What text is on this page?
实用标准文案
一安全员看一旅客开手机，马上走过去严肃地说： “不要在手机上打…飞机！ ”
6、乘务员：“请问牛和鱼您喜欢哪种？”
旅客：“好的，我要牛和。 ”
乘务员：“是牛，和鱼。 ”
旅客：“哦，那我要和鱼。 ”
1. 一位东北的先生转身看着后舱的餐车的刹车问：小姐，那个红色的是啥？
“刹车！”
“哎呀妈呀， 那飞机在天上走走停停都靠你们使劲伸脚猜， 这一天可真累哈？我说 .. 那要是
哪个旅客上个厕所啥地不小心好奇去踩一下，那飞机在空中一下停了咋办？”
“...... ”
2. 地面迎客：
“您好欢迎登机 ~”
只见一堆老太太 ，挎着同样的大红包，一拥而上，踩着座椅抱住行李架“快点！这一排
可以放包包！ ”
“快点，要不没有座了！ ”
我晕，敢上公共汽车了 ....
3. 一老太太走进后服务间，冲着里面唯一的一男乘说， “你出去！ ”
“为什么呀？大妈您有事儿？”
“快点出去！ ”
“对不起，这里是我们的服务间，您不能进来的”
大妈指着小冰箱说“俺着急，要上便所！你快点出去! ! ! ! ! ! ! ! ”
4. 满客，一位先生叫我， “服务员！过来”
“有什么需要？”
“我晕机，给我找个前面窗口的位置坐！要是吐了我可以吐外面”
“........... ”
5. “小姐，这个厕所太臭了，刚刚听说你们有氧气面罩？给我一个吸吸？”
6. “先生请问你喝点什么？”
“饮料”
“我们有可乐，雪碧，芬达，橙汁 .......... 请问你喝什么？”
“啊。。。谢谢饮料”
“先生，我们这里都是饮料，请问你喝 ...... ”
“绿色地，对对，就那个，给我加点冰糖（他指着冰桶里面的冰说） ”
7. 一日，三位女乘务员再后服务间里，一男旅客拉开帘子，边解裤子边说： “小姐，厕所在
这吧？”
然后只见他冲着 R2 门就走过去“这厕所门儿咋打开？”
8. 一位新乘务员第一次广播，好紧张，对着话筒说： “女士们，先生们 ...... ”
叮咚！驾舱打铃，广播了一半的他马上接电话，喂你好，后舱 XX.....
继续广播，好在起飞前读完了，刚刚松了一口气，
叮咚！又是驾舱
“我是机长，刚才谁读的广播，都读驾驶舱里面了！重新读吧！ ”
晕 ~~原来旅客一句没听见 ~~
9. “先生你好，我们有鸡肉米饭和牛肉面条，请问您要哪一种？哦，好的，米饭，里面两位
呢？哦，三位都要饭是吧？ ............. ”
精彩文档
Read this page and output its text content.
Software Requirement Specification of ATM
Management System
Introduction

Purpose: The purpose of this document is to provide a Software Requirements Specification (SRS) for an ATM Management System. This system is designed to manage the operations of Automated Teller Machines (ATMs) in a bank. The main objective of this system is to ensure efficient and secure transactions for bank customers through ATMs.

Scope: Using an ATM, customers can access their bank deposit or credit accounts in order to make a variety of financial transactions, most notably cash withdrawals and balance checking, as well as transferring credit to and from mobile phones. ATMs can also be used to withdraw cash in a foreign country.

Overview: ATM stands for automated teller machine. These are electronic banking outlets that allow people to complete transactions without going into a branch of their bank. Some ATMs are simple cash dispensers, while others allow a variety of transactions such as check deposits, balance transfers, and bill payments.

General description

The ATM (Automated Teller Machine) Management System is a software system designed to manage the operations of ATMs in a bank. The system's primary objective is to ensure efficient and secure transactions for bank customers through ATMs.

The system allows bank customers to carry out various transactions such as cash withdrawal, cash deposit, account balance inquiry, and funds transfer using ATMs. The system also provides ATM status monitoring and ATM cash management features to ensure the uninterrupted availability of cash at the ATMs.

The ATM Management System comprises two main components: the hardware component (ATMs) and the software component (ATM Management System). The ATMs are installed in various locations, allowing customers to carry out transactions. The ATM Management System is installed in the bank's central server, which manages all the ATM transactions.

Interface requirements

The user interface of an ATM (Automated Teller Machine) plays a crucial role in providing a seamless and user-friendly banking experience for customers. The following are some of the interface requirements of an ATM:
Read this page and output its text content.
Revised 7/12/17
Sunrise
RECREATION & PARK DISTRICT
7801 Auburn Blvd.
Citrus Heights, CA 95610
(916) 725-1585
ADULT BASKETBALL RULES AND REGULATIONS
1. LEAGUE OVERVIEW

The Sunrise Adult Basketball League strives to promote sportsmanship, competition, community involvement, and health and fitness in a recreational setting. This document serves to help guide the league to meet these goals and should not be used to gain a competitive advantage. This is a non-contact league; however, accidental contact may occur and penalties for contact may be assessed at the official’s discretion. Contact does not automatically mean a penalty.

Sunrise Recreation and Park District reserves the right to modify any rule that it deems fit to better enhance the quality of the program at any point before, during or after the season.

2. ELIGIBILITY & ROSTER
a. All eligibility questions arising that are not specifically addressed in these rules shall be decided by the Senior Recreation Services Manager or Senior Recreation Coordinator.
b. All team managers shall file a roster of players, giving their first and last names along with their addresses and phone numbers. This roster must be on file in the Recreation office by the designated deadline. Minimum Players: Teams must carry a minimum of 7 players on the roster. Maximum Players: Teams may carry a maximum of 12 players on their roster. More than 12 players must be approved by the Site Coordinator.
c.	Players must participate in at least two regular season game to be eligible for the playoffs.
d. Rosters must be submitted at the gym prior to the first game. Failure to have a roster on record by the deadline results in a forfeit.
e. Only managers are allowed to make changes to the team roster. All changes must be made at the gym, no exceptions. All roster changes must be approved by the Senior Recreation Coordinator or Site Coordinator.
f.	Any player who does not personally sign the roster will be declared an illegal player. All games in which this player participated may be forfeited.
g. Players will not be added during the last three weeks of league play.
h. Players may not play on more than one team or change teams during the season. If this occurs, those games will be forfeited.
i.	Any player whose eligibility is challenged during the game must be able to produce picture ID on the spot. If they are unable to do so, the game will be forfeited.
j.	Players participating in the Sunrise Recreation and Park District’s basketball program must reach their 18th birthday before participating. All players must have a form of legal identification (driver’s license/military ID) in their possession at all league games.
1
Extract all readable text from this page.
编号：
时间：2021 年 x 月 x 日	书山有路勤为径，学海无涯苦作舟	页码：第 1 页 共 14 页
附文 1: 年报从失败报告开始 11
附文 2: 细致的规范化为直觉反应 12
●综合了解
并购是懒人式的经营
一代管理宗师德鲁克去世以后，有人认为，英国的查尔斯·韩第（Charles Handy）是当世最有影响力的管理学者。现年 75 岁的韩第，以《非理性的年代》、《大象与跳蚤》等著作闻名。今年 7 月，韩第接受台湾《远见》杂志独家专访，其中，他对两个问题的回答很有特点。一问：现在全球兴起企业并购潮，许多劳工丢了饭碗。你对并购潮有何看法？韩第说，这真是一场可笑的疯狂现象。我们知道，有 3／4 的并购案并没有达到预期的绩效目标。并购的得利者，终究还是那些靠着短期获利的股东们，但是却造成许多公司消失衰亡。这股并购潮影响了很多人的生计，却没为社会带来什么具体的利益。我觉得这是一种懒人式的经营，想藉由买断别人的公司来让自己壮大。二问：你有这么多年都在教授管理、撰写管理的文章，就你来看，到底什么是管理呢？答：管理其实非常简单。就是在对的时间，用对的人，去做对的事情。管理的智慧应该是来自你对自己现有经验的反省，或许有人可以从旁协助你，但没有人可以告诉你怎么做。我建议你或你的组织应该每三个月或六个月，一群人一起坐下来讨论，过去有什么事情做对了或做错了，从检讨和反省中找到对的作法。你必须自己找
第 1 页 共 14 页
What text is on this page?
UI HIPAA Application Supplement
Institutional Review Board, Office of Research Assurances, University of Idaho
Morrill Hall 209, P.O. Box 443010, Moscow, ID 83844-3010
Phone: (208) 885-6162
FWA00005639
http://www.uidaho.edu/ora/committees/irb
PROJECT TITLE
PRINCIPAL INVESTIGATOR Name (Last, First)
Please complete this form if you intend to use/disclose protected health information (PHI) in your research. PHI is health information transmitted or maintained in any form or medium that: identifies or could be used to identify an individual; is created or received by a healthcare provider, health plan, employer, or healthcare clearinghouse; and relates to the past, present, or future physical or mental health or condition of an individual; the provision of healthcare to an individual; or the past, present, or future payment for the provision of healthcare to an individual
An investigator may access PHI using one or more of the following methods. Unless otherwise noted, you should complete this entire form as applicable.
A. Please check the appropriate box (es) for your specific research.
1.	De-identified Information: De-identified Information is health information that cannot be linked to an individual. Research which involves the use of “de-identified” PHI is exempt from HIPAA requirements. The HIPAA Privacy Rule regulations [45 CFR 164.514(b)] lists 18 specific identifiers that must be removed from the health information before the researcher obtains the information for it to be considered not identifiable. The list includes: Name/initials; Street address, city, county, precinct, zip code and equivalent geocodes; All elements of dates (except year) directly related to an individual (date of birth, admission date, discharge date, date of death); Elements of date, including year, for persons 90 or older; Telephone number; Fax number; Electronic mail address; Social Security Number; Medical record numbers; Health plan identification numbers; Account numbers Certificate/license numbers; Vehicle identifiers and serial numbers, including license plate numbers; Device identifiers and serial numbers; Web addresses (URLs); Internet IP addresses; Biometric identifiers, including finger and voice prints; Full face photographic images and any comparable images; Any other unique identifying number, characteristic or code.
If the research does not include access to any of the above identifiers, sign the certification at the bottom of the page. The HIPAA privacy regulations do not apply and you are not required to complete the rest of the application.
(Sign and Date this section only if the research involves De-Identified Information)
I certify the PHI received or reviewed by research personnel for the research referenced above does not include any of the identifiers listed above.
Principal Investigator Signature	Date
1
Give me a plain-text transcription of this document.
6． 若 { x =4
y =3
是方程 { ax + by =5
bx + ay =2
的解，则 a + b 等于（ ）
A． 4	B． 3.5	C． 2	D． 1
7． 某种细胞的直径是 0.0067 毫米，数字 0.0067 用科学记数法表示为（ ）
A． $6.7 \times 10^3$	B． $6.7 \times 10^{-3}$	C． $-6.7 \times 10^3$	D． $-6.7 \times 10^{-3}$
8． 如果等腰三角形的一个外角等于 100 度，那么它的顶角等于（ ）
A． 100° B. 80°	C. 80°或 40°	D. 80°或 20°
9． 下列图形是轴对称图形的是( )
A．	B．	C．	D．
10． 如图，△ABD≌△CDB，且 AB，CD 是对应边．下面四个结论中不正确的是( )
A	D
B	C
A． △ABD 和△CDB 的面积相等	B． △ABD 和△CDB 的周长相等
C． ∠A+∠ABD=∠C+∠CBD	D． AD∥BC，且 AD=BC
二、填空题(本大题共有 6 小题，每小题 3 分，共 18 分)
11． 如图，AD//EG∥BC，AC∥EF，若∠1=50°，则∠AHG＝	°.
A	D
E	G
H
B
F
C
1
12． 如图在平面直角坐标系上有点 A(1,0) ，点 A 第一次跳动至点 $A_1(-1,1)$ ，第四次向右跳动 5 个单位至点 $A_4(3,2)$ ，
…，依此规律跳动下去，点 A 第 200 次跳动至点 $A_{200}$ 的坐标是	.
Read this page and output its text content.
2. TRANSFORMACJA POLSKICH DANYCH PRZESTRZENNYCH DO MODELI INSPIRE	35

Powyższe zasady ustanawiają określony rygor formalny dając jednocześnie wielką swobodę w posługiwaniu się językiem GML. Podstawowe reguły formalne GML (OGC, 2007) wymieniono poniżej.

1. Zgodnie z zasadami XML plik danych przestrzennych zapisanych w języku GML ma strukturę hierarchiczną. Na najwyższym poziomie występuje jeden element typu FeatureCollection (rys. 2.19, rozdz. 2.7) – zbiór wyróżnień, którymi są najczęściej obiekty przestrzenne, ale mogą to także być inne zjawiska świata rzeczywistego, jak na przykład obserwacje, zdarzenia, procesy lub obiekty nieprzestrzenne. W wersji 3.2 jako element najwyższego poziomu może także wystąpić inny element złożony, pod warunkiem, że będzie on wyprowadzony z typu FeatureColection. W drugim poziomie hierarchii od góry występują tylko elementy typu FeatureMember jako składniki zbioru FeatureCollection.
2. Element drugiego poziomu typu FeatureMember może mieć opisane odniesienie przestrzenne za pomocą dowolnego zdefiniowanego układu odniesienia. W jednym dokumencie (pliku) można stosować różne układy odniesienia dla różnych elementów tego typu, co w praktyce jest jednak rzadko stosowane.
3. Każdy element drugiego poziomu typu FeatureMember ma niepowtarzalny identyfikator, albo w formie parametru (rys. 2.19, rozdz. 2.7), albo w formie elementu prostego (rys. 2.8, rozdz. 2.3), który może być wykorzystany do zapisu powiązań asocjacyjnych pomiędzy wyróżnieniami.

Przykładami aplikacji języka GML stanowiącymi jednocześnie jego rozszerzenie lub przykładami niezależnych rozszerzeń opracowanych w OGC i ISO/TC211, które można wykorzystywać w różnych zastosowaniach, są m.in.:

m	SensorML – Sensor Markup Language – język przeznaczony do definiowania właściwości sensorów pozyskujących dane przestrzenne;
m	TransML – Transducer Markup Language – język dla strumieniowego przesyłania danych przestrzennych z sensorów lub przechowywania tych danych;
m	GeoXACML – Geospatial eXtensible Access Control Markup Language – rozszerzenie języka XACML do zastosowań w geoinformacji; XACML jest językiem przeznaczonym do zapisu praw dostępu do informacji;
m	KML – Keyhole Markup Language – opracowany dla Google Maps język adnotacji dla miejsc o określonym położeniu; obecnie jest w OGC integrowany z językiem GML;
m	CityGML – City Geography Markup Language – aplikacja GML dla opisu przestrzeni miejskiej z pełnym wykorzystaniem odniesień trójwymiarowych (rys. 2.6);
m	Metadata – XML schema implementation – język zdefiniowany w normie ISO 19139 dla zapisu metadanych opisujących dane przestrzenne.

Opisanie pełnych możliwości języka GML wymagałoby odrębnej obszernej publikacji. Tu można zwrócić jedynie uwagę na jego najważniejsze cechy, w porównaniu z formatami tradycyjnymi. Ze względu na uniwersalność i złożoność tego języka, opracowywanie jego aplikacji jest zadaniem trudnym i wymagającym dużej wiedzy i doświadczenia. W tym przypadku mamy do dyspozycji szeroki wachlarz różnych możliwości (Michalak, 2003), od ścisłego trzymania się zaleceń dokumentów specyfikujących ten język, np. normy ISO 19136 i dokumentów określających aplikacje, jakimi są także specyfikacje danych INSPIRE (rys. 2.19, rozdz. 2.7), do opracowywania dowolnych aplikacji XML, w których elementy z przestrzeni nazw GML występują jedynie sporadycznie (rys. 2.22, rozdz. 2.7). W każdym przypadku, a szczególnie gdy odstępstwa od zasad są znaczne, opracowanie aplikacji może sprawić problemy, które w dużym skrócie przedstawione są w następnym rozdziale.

DESCRIPTION OF THE TASK:
Show every line of the listing in which the string "balance" can be found.

WRITTEN REPLY:
Scope: Using an ATM, customers can access their bank deposit or credit accounts in order to make a variety of financial transactions, most notably cash withdrawals and balance checking, as well as transferring credit to and from mobile phones. ATMs can also be used to withdraw cash in a foreign country.
Overview: ATM stands for automated teller machine. These are electronic banking outlets that allow people to complete transactions without going into a branch of their bank. Some ATMs are simple cash dispensers, while others allow a variety of transactions such as check deposits, balance transfers, and bill payments.
The system allows bank customers to carry out various transactions such as cash withdrawal, cash deposit, account balance inquiry, and funds transfer using ATMs. The system also provides ATM status monitoring and ATM cash management features to ensure the uninterrupted availability of cash at the ATMs.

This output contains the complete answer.